Goal: Copy the data below line for line, without changing any character, and leave the pictures out of your copy.

Records provided:
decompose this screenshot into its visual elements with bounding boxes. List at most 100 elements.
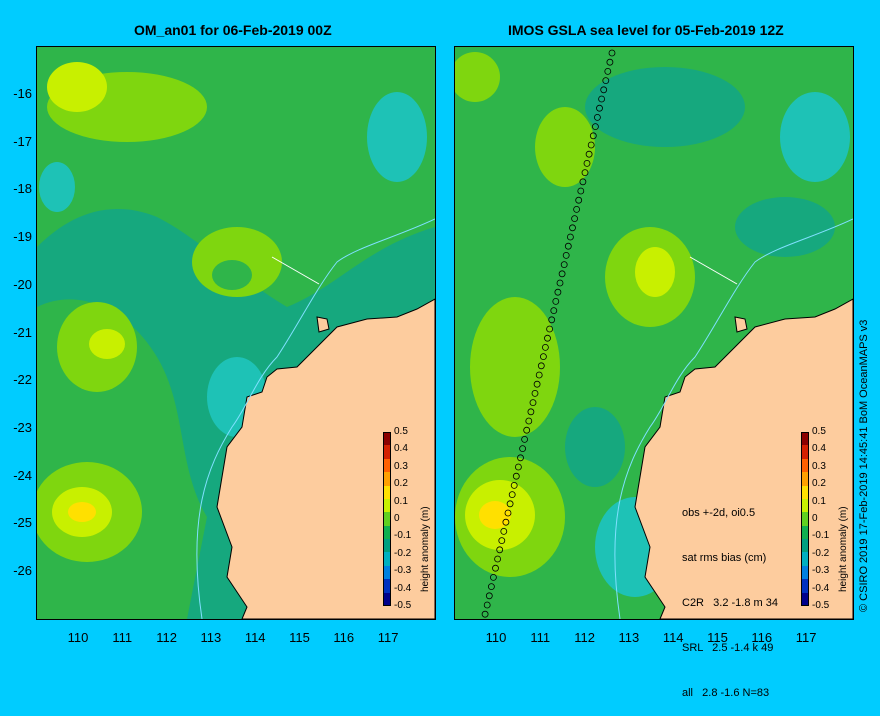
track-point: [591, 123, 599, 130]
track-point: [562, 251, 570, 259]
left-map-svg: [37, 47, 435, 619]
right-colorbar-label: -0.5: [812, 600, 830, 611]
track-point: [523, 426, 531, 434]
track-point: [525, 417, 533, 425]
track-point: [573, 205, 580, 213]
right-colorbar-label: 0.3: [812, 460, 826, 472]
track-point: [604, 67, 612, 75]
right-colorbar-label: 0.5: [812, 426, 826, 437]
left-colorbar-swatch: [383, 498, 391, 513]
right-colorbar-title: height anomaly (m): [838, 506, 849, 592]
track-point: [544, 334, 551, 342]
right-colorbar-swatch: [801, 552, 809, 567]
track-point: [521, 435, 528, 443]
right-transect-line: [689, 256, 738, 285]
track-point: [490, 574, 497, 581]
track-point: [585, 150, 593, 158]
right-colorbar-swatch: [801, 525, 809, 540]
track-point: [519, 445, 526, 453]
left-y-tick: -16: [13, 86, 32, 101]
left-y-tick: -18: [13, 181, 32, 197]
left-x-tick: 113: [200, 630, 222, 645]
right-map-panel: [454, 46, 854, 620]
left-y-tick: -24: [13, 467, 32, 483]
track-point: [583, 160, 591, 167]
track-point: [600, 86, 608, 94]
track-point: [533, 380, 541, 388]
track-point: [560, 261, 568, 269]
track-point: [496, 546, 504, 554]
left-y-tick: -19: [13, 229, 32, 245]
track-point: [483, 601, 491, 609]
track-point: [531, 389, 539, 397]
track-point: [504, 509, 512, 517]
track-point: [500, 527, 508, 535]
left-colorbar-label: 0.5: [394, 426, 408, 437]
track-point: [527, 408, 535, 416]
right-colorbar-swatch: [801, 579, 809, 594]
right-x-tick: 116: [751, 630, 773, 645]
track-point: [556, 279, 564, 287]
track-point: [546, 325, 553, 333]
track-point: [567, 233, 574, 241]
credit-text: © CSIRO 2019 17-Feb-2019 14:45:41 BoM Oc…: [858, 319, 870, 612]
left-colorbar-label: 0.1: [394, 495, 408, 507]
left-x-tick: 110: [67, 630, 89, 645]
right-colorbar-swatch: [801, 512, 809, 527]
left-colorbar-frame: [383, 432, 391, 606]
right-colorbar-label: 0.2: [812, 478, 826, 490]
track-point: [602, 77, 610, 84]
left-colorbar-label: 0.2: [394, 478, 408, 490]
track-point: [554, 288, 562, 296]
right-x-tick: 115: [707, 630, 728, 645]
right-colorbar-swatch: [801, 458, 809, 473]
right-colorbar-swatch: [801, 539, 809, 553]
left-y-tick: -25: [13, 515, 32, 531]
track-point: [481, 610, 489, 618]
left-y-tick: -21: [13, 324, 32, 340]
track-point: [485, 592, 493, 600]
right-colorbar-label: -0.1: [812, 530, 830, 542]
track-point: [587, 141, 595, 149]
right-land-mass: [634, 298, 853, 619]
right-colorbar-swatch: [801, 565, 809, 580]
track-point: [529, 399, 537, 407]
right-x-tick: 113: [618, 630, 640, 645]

Exercise solution:
decompose this screenshot into its visual elements with bounding boxes. List at most 100 elements.
track-point: [591, 123, 599, 130]
track-point: [562, 251, 570, 259]
left-map-svg: [37, 47, 435, 619]
right-colorbar-label: -0.5: [812, 600, 830, 611]
track-point: [523, 426, 531, 434]
track-point: [525, 417, 533, 425]
track-point: [573, 205, 580, 213]
right-colorbar-label: 0.3: [812, 460, 826, 472]
track-point: [604, 67, 612, 75]
right-colorbar-label: 0.5: [812, 426, 826, 437]
left-colorbar-swatch: [383, 498, 391, 513]
right-colorbar-title: height anomaly (m): [838, 506, 849, 592]
track-point: [544, 334, 551, 342]
right-colorbar-swatch: [801, 552, 809, 567]
track-point: [521, 435, 528, 443]
right-transect-line: [689, 256, 738, 285]
track-point: [490, 574, 497, 581]
track-point: [585, 150, 593, 158]
right-colorbar-swatch: [801, 525, 809, 540]
track-point: [519, 445, 526, 453]
left-y-tick: -16: [13, 86, 32, 101]
left-y-tick: -18: [13, 181, 32, 197]
left-x-tick: 113: [200, 630, 222, 645]
right-map-panel: [454, 46, 854, 620]
left-y-tick: -24: [13, 467, 32, 483]
track-point: [583, 160, 591, 167]
track-point: [600, 86, 608, 94]
track-point: [533, 380, 541, 388]
track-point: [560, 261, 568, 269]
track-point: [496, 546, 504, 554]
left-y-tick: -19: [13, 229, 32, 245]
track-point: [483, 601, 491, 609]
track-point: [531, 389, 539, 397]
track-point: [504, 509, 512, 517]
track-point: [500, 527, 508, 535]
left-colorbar-label: 0.5: [394, 426, 408, 437]
track-point: [527, 408, 535, 416]
right-colorbar-swatch: [801, 579, 809, 594]
right-x-tick: 116: [751, 630, 773, 645]
track-point: [556, 279, 564, 287]
track-point: [546, 325, 553, 333]
track-point: [567, 233, 574, 241]
credit-text: © CSIRO 2019 17-Feb-2019 14:45:41 BoM Oc…: [858, 319, 870, 612]
left-colorbar-label: 0.1: [394, 495, 408, 507]
left-x-tick: 110: [67, 630, 89, 645]
right-colorbar-swatch: [801, 512, 809, 527]
left-colorbar-frame: [383, 432, 391, 606]
right-colorbar-label: 0.2: [812, 478, 826, 490]
track-point: [602, 77, 610, 84]
left-colorbar-label: 0.2: [394, 478, 408, 490]
track-point: [554, 288, 562, 296]
right-x-tick: 115: [707, 630, 728, 645]
right-colorbar-swatch: [801, 458, 809, 473]
right-colorbar-swatch: [801, 539, 809, 553]
left-y-tick: -25: [13, 515, 32, 531]
track-point: [481, 610, 489, 618]
left-y-tick: -21: [13, 324, 32, 340]
track-point: [485, 592, 493, 600]
right-colorbar-label: -0.1: [812, 530, 830, 542]
track-point: [587, 141, 595, 149]
right-land-mass: [634, 298, 853, 619]
right-colorbar-swatch: [801, 565, 809, 580]
track-point: [529, 399, 537, 407]
right-x-tick: 113: [618, 630, 640, 645]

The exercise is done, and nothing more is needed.